[Input data]:

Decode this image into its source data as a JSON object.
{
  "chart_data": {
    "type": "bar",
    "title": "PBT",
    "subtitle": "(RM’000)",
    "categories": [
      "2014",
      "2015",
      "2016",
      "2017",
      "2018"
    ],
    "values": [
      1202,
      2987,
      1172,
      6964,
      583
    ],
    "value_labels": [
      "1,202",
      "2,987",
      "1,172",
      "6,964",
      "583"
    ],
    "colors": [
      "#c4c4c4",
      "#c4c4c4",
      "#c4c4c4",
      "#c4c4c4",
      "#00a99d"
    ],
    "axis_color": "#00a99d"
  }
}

[Set problem]:
Using the listing above, reproduce each line without omission.

[Task output]:
Decode this image into its source data as a JSON object.
{
  "chart_data": {
    "type": "bar",
    "title": "PBT",
    "subtitle": "(RM’000)",
    "categories": [
      "2014",
      "2015",
      "2016",
      "2017",
      "2018"
    ],
    "values": [
      1202,
      2987,
      1172,
      6964,
      583
    ],
    "value_labels": [
      "1,202",
      "2,987",
      "1,172",
      "6,964",
      "583"
    ],
    "colors": [
      "#c4c4c4",
      "#c4c4c4",
      "#c4c4c4",
      "#c4c4c4",
      "#00a99d"
    ],
    "axis_color": "#00a99d"
  }
}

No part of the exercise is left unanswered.